■ GESELECTEERDE TEKST:

De ambtshalve gesplitste huurprijs van € 932,25 per maand ligt hoger dan de maximale huurprijs. De gesplitste prijs is dus niet redelijk. Daarom stelt de voorzitter de huurprijs per 27 november 2023 vast op de maximale redelijke huurprijs van € 915,92 per maand.
(…)
Beslissing
  • Het verzoek is redelijk
  • Partijen zijn per 27 november 2023 een all-in prijs van € 1695,00 per maand overeengekomen.
  • De voorzitter stelt met ingang van 27 november 2023 de huurprijs ambtshalve vast op € 932,25 per maand en het voorschotbedrag voor de bijkomende kosten op € 423,75 per maand.
  • Het puntenaantal van de woonruimte bedraagt 153 punten. Bij dit puntenaantal is de maximaal redelijke huurprijs € 915,92 per maand.
  • De ambtshalve vastgestelde huurprijs is niet redelijk. Redelijk is een huurprijs van € 915,92 per maand met ingang van 27 november 2023.
3.4.

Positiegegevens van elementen
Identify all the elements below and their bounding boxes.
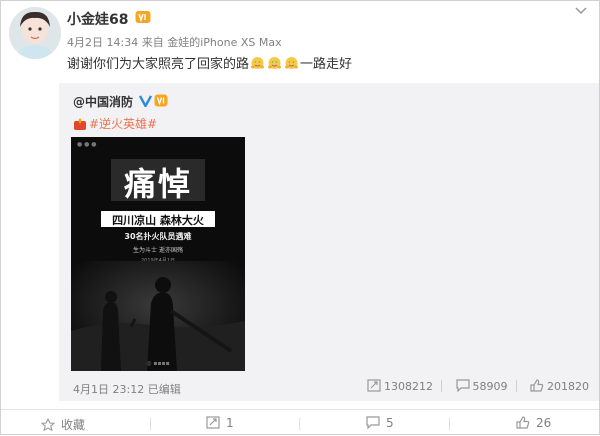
repost-button[interactable]: 1 bbox=[206, 416, 234, 430]
from-prefix: 来自 bbox=[141, 36, 164, 49]
edited-label: 已编辑 bbox=[147, 383, 181, 396]
poster-band-text: 四川凉山 森林大火 bbox=[112, 214, 204, 227]
reposted-weibo: @中国消防 #逆火英雄# ● ● ● 痛悼 四川凉山 森林大火 30名扑火队员遇… bbox=[59, 83, 599, 401]
poster-line2: 30名扑火队员遇难 bbox=[124, 232, 192, 241]
hug-emoji-icon bbox=[284, 56, 299, 71]
fire-topic-icon bbox=[73, 117, 87, 131]
original-date[interactable]: 4月1日 23:12 bbox=[73, 383, 144, 396]
divider bbox=[299, 418, 300, 430]
memorial-poster-image[interactable]: ● ● ● 痛悼 四川凉山 森林大火 30名扑火队员遇难 生为斗士 逝亦国殇 2… bbox=[71, 137, 245, 371]
favorite-button[interactable]: 收藏 bbox=[40, 416, 85, 433]
comment-icon bbox=[366, 416, 380, 430]
post-text-body: 谢谢你们为大家照亮了回家的路 bbox=[67, 57, 250, 72]
post-text-tail: 一路走好 bbox=[300, 57, 353, 72]
topic-link[interactable]: #逆火英雄# bbox=[73, 115, 157, 132]
vip-badge-icon bbox=[154, 92, 168, 107]
original-meta: 4月1日 23:12 已编辑 bbox=[73, 381, 181, 397]
avatar[interactable] bbox=[9, 7, 61, 59]
poster-headline: 痛悼 bbox=[123, 165, 192, 203]
original-like-count[interactable]: 201820 bbox=[530, 379, 589, 393]
topic-text[interactable]: #逆火英雄# bbox=[89, 117, 157, 131]
action-bar: 收藏 1 5 26 bbox=[1, 409, 599, 436]
post-meta: 4月2日 14:34 来自 金娃的iPhone XS Max bbox=[67, 34, 282, 50]
comment-icon bbox=[455, 379, 470, 393]
poster-watermark: ◎ ▪▪▪▪ bbox=[146, 360, 170, 367]
divider bbox=[150, 418, 151, 430]
star-icon bbox=[40, 417, 56, 432]
post-text: 谢谢你们为大家照亮了回家的路 一路走好 bbox=[67, 53, 352, 72]
poster-line3: 生为斗士 逝亦国殇 bbox=[133, 247, 183, 254]
divider bbox=[449, 418, 450, 430]
original-repost-count[interactable]: 1308212 bbox=[367, 379, 433, 393]
original-stats: 1308212 58909 201820 bbox=[357, 379, 589, 393]
username[interactable]: 小金娃68 bbox=[67, 9, 128, 29]
repost-icon bbox=[367, 379, 381, 392]
repost-icon bbox=[206, 416, 220, 429]
thumbs-up-icon bbox=[516, 416, 530, 429]
original-author[interactable]: @中国消防 bbox=[73, 93, 133, 110]
post-date[interactable]: 4月2日 14:34 bbox=[67, 36, 138, 49]
firefighter-silhouettes bbox=[71, 261, 245, 371]
comment-button[interactable]: 5 bbox=[366, 416, 394, 430]
original-comment-count[interactable]: 58909 bbox=[455, 379, 508, 393]
post-source[interactable]: 金娃的iPhone XS Max bbox=[167, 36, 281, 49]
chevron-down-icon[interactable] bbox=[575, 7, 589, 17]
poster-logos: ● ● ● bbox=[77, 141, 97, 148]
thumbs-up-icon bbox=[530, 379, 544, 392]
verified-v-icon bbox=[138, 92, 153, 109]
weibo-post-card: 小金娃68 4月2日 14:34 来自 金娃的iPhone XS Max 谢谢你… bbox=[0, 0, 600, 435]
hug-emoji-icon bbox=[267, 56, 282, 71]
vip-badge-icon bbox=[135, 9, 151, 23]
hug-emoji-icon bbox=[250, 56, 265, 71]
like-button[interactable]: 26 bbox=[516, 416, 551, 430]
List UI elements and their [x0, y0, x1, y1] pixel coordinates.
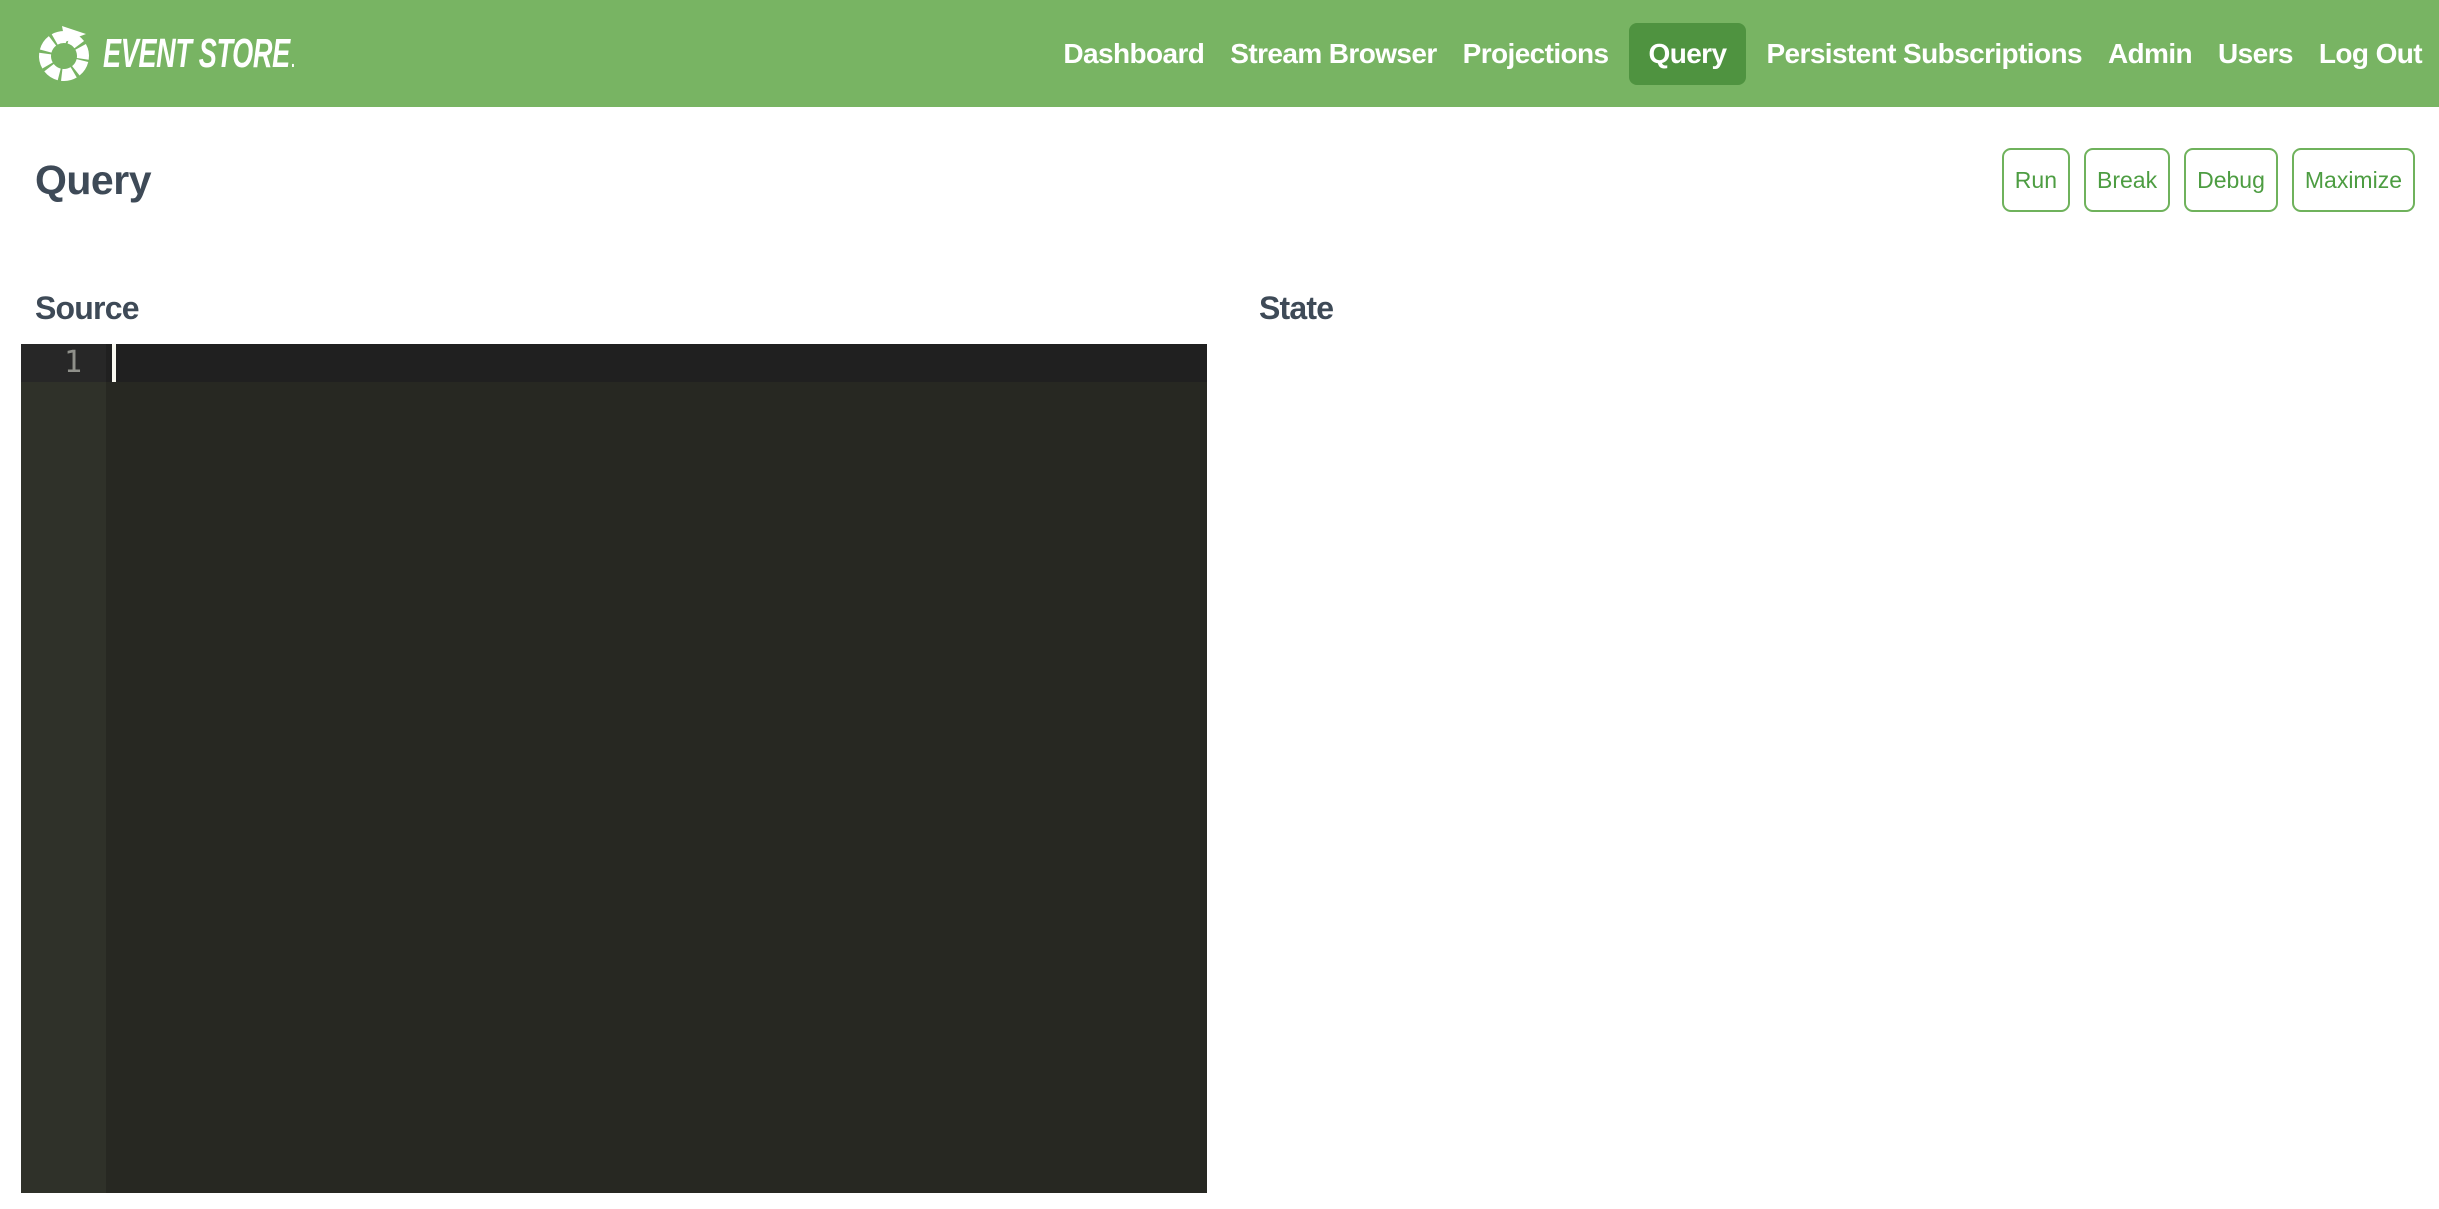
- brand-wordmark: EVENT STORE.: [103, 30, 295, 77]
- nav-item-query[interactable]: Query: [1629, 23, 1747, 85]
- nav-item-persistent-subscriptions[interactable]: Persistent Subscriptions: [1753, 38, 2094, 70]
- state-panel: State: [1245, 288, 2415, 1193]
- brand-name: EVENT STORE: [103, 30, 290, 76]
- nav-item-admin[interactable]: Admin: [2095, 38, 2205, 70]
- nav-item-projections[interactable]: Projections: [1450, 38, 1622, 70]
- top-nav: EVENT STORE. Dashboard Stream Browser Pr…: [0, 0, 2439, 107]
- debug-button[interactable]: Debug: [2184, 148, 2278, 212]
- break-button[interactable]: Break: [2084, 148, 2170, 212]
- nav-item-users[interactable]: Users: [2205, 38, 2306, 70]
- source-panel: Source 1: [21, 288, 1207, 1193]
- state-content: [1245, 328, 2415, 368]
- source-label: Source: [35, 288, 1207, 328]
- text-cursor: [112, 344, 116, 382]
- maximize-button[interactable]: Maximize: [2292, 148, 2415, 212]
- line-number-1: 1: [21, 344, 106, 382]
- query-toolbar: Run Break Debug Maximize: [2002, 148, 2415, 212]
- run-button[interactable]: Run: [2002, 148, 2070, 212]
- nav-links: Dashboard Stream Browser Projections Que…: [1050, 23, 2435, 85]
- page-title: Query: [35, 157, 151, 204]
- editor-content-area[interactable]: [106, 344, 1207, 1193]
- event-store-logo-icon: [35, 25, 93, 85]
- brand-home-link[interactable]: EVENT STORE.: [35, 0, 393, 107]
- brand-trademark-dot: .: [291, 50, 294, 72]
- editor-active-line: [106, 344, 1207, 382]
- panels-row: Source 1 State: [0, 288, 2439, 1193]
- nav-item-log-out[interactable]: Log Out: [2306, 38, 2435, 70]
- editor-gutter: 1: [21, 344, 106, 1193]
- main-content: Query Run Break Debug Maximize Source 1: [0, 148, 2439, 1193]
- state-label: State: [1259, 288, 2415, 328]
- nav-item-stream-browser[interactable]: Stream Browser: [1217, 38, 1449, 70]
- nav-item-dashboard[interactable]: Dashboard: [1050, 38, 1217, 70]
- page-header: Query Run Break Debug Maximize: [35, 148, 2415, 212]
- query-source-editor[interactable]: 1: [21, 344, 1207, 1193]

■ UIT TE VOEREN: Zet deze zin uit de tekst over de huurprijs om in het Engels: "Daarom stelt de voorzitter de huurprijs per 27 november 2023 vast op de maximale redelijke huurprijs van € 915,92 per maand." Het materiaal hierboven staat los van de tekst.

■ EINDRESULTAAT: Therefore, the chair sets the rent as of November 27, 2023, at the maximum reasonable rent of €915.92 per month.